/---

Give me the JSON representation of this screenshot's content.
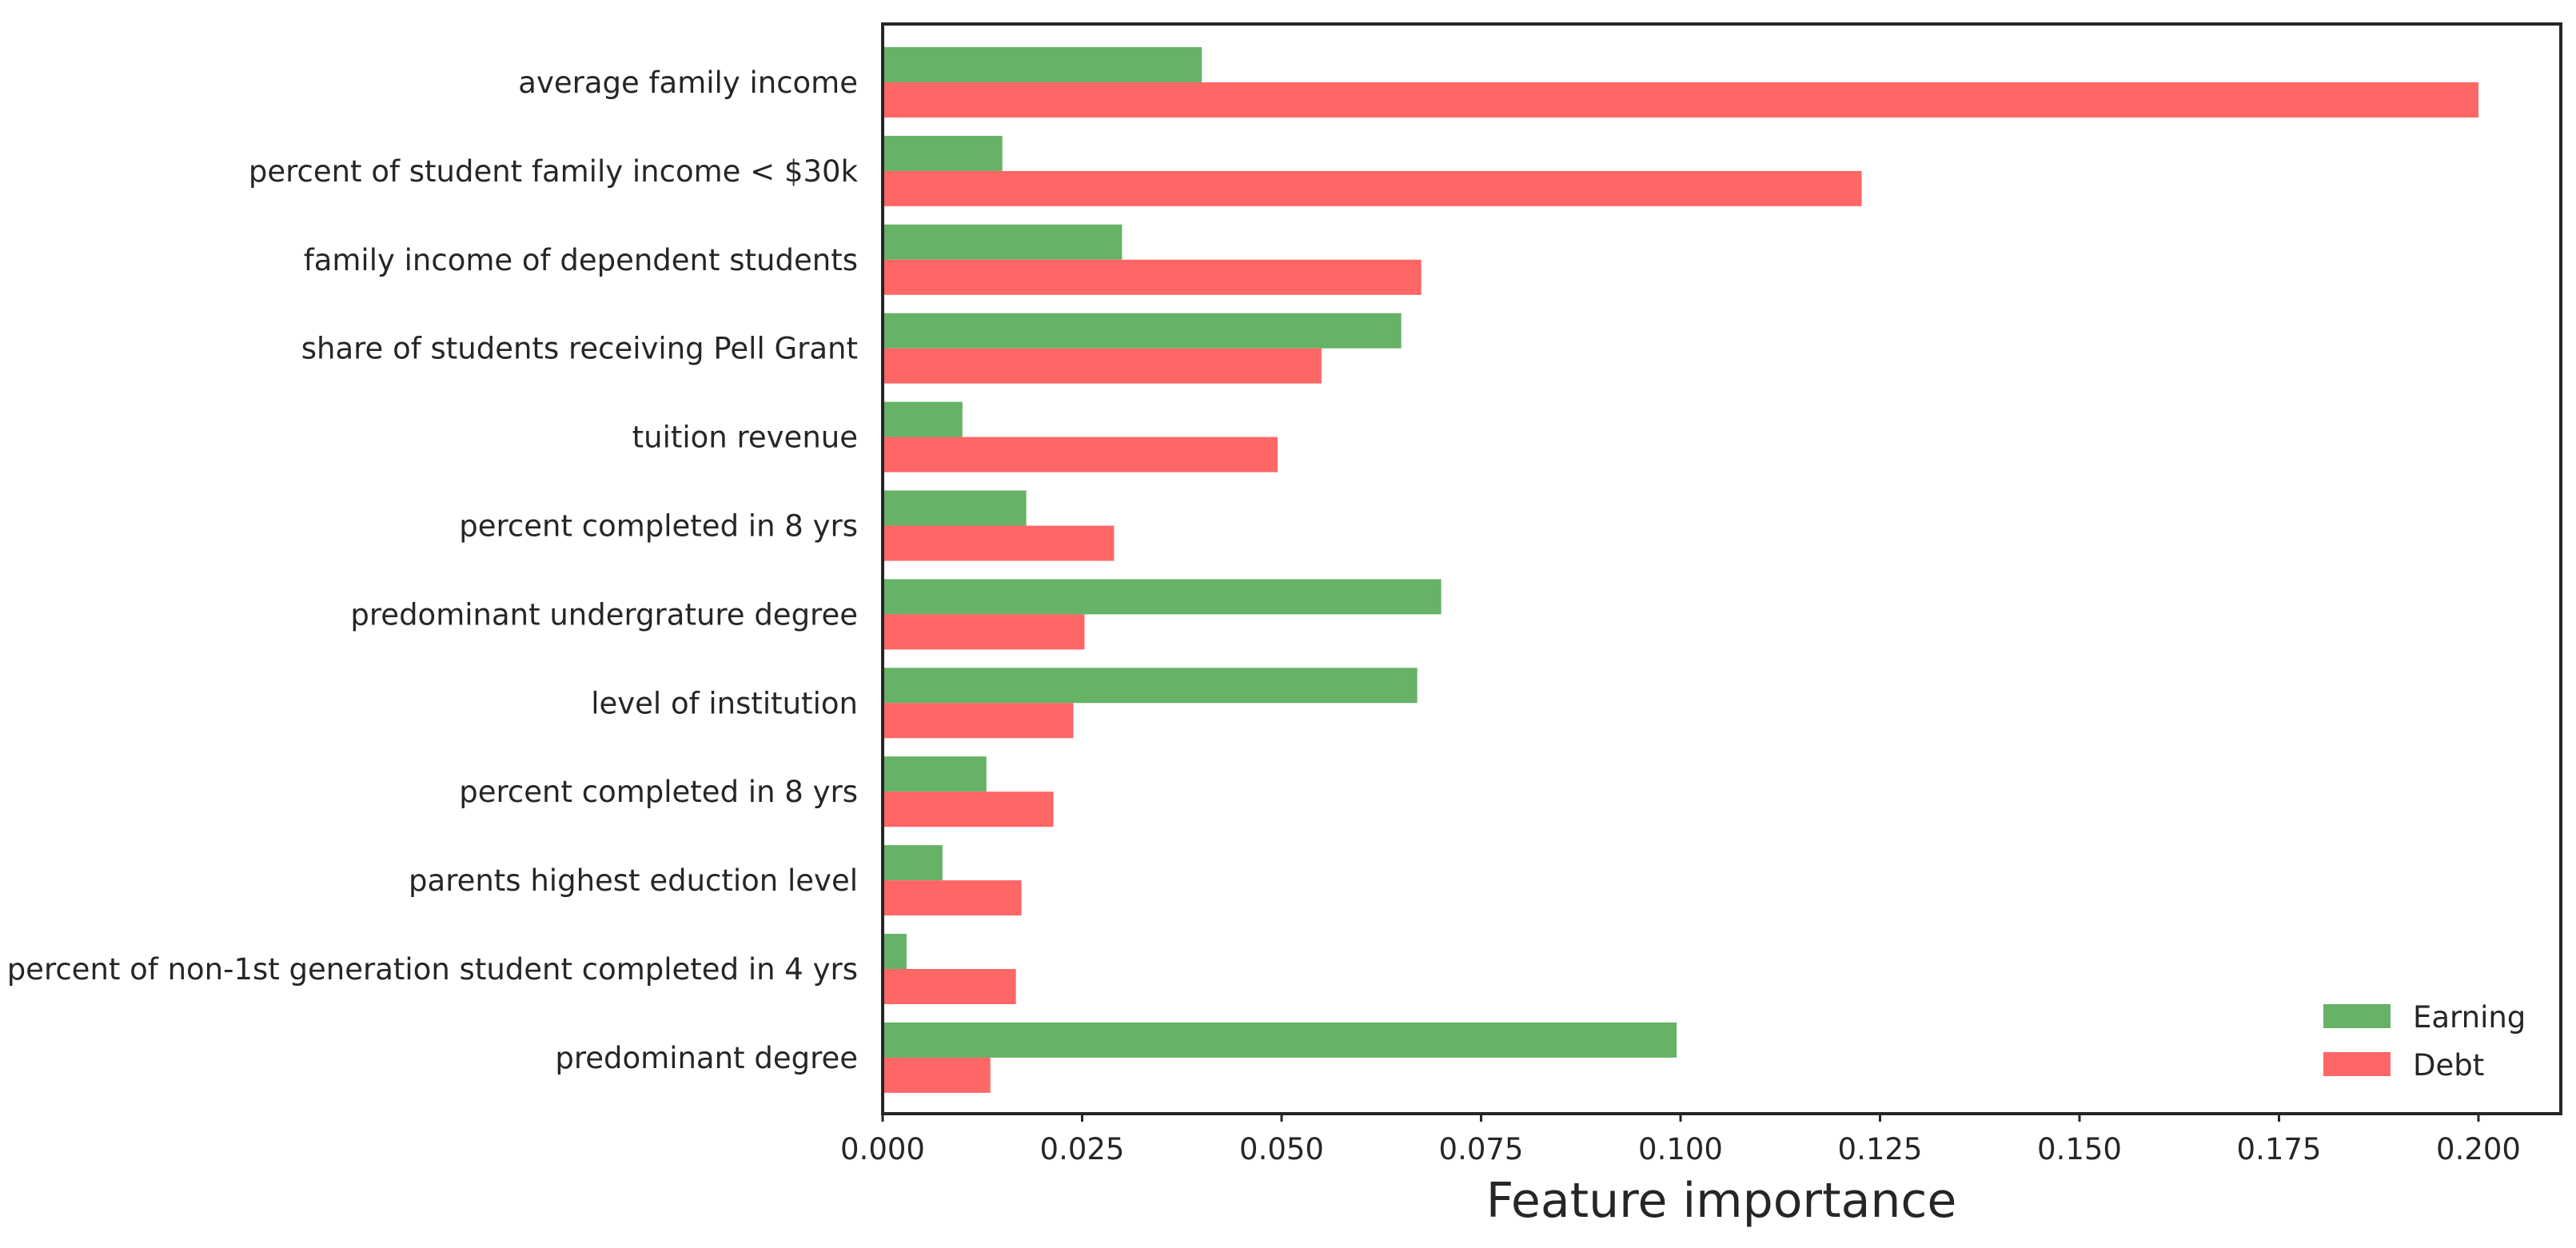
{
  "chart_data": {
    "type": "bar",
    "orientation": "horizontal",
    "title": "",
    "xlabel": "Feature importance",
    "ylabel": "",
    "xlim": [
      0,
      0.21
    ],
    "xticks": [
      0.0,
      0.025,
      0.05,
      0.075,
      0.1,
      0.125,
      0.15,
      0.175,
      0.2
    ],
    "xtick_labels": [
      "0.000",
      "0.025",
      "0.050",
      "0.075",
      "0.100",
      "0.125",
      "0.150",
      "0.175",
      "0.200"
    ],
    "grid": false,
    "legend_position": "bottom-right",
    "categories": [
      "average family income",
      "percent of student family income < $30k",
      "family income of dependent students",
      "share of students receiving Pell Grant",
      "tuition revenue",
      "percent completed in 8 yrs",
      "predominant undergrature degree",
      "level of institution",
      "percent completed in 8 yrs",
      "parents highest eduction level",
      "percent of non-1st generation student completed in 4 yrs",
      "predominant degree"
    ],
    "series": [
      {
        "name": "Earning",
        "color": "#66b266",
        "values": [
          0.04,
          0.015,
          0.03,
          0.065,
          0.01,
          0.018,
          0.07,
          0.067,
          0.013,
          0.0075,
          0.003,
          0.0995
        ]
      },
      {
        "name": "Debt",
        "color": "#ff6666",
        "values": [
          0.2,
          0.1227,
          0.0675,
          0.055,
          0.0495,
          0.029,
          0.0253,
          0.0239,
          0.0214,
          0.0174,
          0.0167,
          0.0135
        ]
      }
    ]
  }
}
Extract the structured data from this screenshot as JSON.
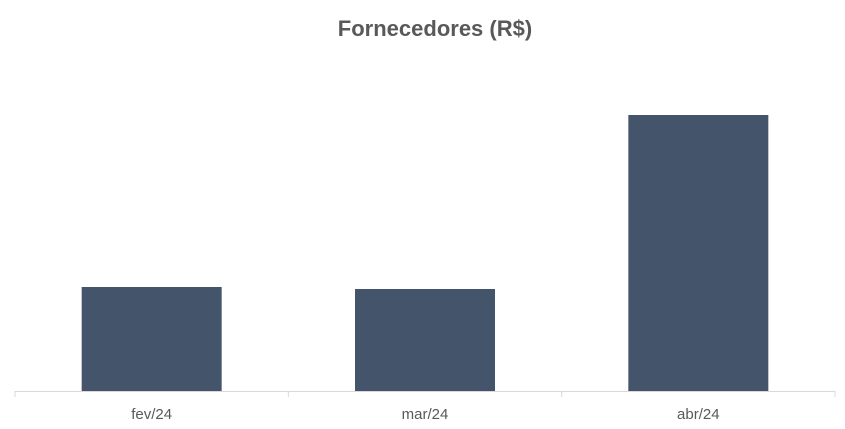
{
  "chart_data": {
    "type": "bar",
    "title": "Fornecedores (R$)",
    "categories": [
      "fev/24",
      "mar/24",
      "abr/24"
    ],
    "values": [
      104,
      102,
      276
    ],
    "color": "#44546a",
    "ylim": [
      0,
      311
    ]
  }
}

\---

## Direction:
Nothing but the pictures may be dropped; output the records above exactly.

## Response:
Give me the JSON representation of this screenshot's content.
{
  "chart_data": {
    "type": "bar",
    "orientation": "horizontal",
    "title": "",
    "xlabel": "Feature importance",
    "ylabel": "",
    "xlim": [
      0,
      0.21
    ],
    "xticks": [
      0.0,
      0.025,
      0.05,
      0.075,
      0.1,
      0.125,
      0.15,
      0.175,
      0.2
    ],
    "xtick_labels": [
      "0.000",
      "0.025",
      "0.050",
      "0.075",
      "0.100",
      "0.125",
      "0.150",
      "0.175",
      "0.200"
    ],
    "grid": false,
    "legend_position": "bottom-right",
    "categories": [
      "average family income",
      "percent of student family income < $30k",
      "family income of dependent students",
      "share of students receiving Pell Grant",
      "tuition revenue",
      "percent completed in 8 yrs",
      "predominant undergrature degree",
      "level of institution",
      "percent completed in 8 yrs",
      "parents highest eduction level",
      "percent of non-1st generation student completed in 4 yrs",
      "predominant degree"
    ],
    "series": [
      {
        "name": "Earning",
        "color": "#66b266",
        "values": [
          0.04,
          0.015,
          0.03,
          0.065,
          0.01,
          0.018,
          0.07,
          0.067,
          0.013,
          0.0075,
          0.003,
          0.0995
        ]
      },
      {
        "name": "Debt",
        "color": "#ff6666",
        "values": [
          0.2,
          0.1227,
          0.0675,
          0.055,
          0.0495,
          0.029,
          0.0253,
          0.0239,
          0.0214,
          0.0174,
          0.0167,
          0.0135
        ]
      }
    ]
  }
}
Extract the structured data from this screenshot as JSON.
{
  "chart_data": {
    "type": "bar",
    "title": "Fornecedores (R$)",
    "categories": [
      "fev/24",
      "mar/24",
      "abr/24"
    ],
    "values": [
      104,
      102,
      276
    ],
    "color": "#44546a",
    "ylim": [
      0,
      311
    ]
  }
}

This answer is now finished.